____ Extracted information
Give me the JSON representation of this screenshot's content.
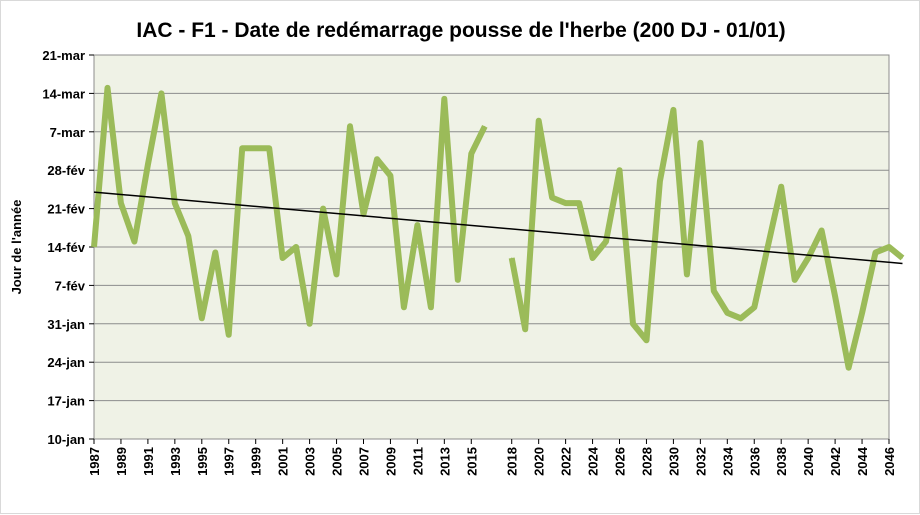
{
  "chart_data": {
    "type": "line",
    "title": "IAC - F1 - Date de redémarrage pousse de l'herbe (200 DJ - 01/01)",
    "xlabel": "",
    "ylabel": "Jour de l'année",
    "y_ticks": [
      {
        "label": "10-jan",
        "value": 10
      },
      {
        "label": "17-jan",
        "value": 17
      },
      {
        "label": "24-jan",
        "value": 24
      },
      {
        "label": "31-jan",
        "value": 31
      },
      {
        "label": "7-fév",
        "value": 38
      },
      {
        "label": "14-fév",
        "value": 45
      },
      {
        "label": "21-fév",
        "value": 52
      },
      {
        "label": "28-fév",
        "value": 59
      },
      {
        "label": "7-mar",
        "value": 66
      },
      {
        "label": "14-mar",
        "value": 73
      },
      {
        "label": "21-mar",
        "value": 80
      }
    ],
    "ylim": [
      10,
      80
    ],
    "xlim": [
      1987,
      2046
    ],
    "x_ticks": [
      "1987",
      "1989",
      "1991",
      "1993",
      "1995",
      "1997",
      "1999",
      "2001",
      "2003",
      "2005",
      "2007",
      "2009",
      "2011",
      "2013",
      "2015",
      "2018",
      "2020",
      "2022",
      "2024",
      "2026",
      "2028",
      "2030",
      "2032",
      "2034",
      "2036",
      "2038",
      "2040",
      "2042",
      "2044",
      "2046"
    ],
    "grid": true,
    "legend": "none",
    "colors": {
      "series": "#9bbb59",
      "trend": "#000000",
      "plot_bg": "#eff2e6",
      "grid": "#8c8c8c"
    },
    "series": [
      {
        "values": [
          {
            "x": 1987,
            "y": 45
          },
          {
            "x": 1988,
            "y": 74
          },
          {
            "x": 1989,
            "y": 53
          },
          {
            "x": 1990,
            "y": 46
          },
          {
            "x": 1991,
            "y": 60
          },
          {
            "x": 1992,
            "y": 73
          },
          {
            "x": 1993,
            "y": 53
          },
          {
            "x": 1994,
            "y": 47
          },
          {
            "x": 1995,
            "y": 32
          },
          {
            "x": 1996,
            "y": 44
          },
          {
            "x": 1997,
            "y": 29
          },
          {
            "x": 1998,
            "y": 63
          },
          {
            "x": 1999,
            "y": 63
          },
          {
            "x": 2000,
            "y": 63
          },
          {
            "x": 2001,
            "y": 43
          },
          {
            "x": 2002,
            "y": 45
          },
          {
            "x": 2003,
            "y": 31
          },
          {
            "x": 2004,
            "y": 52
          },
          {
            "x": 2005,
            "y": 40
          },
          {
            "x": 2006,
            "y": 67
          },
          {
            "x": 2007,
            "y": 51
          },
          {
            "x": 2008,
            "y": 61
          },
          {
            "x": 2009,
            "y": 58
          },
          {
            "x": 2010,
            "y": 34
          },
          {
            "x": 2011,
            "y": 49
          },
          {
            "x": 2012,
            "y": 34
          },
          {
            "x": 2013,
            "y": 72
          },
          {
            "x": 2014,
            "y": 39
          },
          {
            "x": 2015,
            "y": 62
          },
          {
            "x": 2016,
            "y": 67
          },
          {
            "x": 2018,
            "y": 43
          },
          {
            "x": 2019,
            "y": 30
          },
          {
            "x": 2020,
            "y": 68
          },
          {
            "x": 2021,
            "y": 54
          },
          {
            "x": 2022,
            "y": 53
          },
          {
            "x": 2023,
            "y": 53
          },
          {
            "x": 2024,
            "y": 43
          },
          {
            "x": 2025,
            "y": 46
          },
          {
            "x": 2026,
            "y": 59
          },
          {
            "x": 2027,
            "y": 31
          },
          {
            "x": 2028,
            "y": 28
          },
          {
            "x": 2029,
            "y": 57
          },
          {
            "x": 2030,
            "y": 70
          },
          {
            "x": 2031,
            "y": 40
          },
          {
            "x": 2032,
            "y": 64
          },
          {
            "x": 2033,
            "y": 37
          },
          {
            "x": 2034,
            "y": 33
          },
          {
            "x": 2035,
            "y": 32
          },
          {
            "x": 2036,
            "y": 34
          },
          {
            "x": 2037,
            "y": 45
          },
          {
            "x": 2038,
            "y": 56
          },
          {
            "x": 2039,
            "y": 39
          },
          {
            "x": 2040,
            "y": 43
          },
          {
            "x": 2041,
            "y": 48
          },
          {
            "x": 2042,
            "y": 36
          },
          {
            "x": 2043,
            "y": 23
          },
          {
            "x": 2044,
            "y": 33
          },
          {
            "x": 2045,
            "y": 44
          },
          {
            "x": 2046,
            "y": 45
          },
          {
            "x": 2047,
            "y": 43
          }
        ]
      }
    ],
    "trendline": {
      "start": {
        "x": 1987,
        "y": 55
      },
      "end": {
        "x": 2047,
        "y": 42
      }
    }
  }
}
________
Retype all entries exactly as they appear, dropping the images.

Give me the JSON representation of this screenshot's content.
{
  "chart_data": {
    "type": "line",
    "title": "IAC - F1 - Date de redémarrage pousse de l'herbe (200 DJ - 01/01)",
    "xlabel": "",
    "ylabel": "Jour de l'année",
    "y_ticks": [
      {
        "label": "10-jan",
        "value": 10
      },
      {
        "label": "17-jan",
        "value": 17
      },
      {
        "label": "24-jan",
        "value": 24
      },
      {
        "label": "31-jan",
        "value": 31
      },
      {
        "label": "7-fév",
        "value": 38
      },
      {
        "label": "14-fév",
        "value": 45
      },
      {
        "label": "21-fév",
        "value": 52
      },
      {
        "label": "28-fév",
        "value": 59
      },
      {
        "label": "7-mar",
        "value": 66
      },
      {
        "label": "14-mar",
        "value": 73
      },
      {
        "label": "21-mar",
        "value": 80
      }
    ],
    "ylim": [
      10,
      80
    ],
    "xlim": [
      1987,
      2046
    ],
    "x_ticks": [
      "1987",
      "1989",
      "1991",
      "1993",
      "1995",
      "1997",
      "1999",
      "2001",
      "2003",
      "2005",
      "2007",
      "2009",
      "2011",
      "2013",
      "2015",
      "2018",
      "2020",
      "2022",
      "2024",
      "2026",
      "2028",
      "2030",
      "2032",
      "2034",
      "2036",
      "2038",
      "2040",
      "2042",
      "2044",
      "2046"
    ],
    "grid": true,
    "legend": "none",
    "colors": {
      "series": "#9bbb59",
      "trend": "#000000",
      "plot_bg": "#eff2e6",
      "grid": "#8c8c8c"
    },
    "series": [
      {
        "values": [
          {
            "x": 1987,
            "y": 45
          },
          {
            "x": 1988,
            "y": 74
          },
          {
            "x": 1989,
            "y": 53
          },
          {
            "x": 1990,
            "y": 46
          },
          {
            "x": 1991,
            "y": 60
          },
          {
            "x": 1992,
            "y": 73
          },
          {
            "x": 1993,
            "y": 53
          },
          {
            "x": 1994,
            "y": 47
          },
          {
            "x": 1995,
            "y": 32
          },
          {
            "x": 1996,
            "y": 44
          },
          {
            "x": 1997,
            "y": 29
          },
          {
            "x": 1998,
            "y": 63
          },
          {
            "x": 1999,
            "y": 63
          },
          {
            "x": 2000,
            "y": 63
          },
          {
            "x": 2001,
            "y": 43
          },
          {
            "x": 2002,
            "y": 45
          },
          {
            "x": 2003,
            "y": 31
          },
          {
            "x": 2004,
            "y": 52
          },
          {
            "x": 2005,
            "y": 40
          },
          {
            "x": 2006,
            "y": 67
          },
          {
            "x": 2007,
            "y": 51
          },
          {
            "x": 2008,
            "y": 61
          },
          {
            "x": 2009,
            "y": 58
          },
          {
            "x": 2010,
            "y": 34
          },
          {
            "x": 2011,
            "y": 49
          },
          {
            "x": 2012,
            "y": 34
          },
          {
            "x": 2013,
            "y": 72
          },
          {
            "x": 2014,
            "y": 39
          },
          {
            "x": 2015,
            "y": 62
          },
          {
            "x": 2016,
            "y": 67
          },
          {
            "x": 2018,
            "y": 43
          },
          {
            "x": 2019,
            "y": 30
          },
          {
            "x": 2020,
            "y": 68
          },
          {
            "x": 2021,
            "y": 54
          },
          {
            "x": 2022,
            "y": 53
          },
          {
            "x": 2023,
            "y": 53
          },
          {
            "x": 2024,
            "y": 43
          },
          {
            "x": 2025,
            "y": 46
          },
          {
            "x": 2026,
            "y": 59
          },
          {
            "x": 2027,
            "y": 31
          },
          {
            "x": 2028,
            "y": 28
          },
          {
            "x": 2029,
            "y": 57
          },
          {
            "x": 2030,
            "y": 70
          },
          {
            "x": 2031,
            "y": 40
          },
          {
            "x": 2032,
            "y": 64
          },
          {
            "x": 2033,
            "y": 37
          },
          {
            "x": 2034,
            "y": 33
          },
          {
            "x": 2035,
            "y": 32
          },
          {
            "x": 2036,
            "y": 34
          },
          {
            "x": 2037,
            "y": 45
          },
          {
            "x": 2038,
            "y": 56
          },
          {
            "x": 2039,
            "y": 39
          },
          {
            "x": 2040,
            "y": 43
          },
          {
            "x": 2041,
            "y": 48
          },
          {
            "x": 2042,
            "y": 36
          },
          {
            "x": 2043,
            "y": 23
          },
          {
            "x": 2044,
            "y": 33
          },
          {
            "x": 2045,
            "y": 44
          },
          {
            "x": 2046,
            "y": 45
          },
          {
            "x": 2047,
            "y": 43
          }
        ]
      }
    ],
    "trendline": {
      "start": {
        "x": 1987,
        "y": 55
      },
      "end": {
        "x": 2047,
        "y": 42
      }
    }
  }
}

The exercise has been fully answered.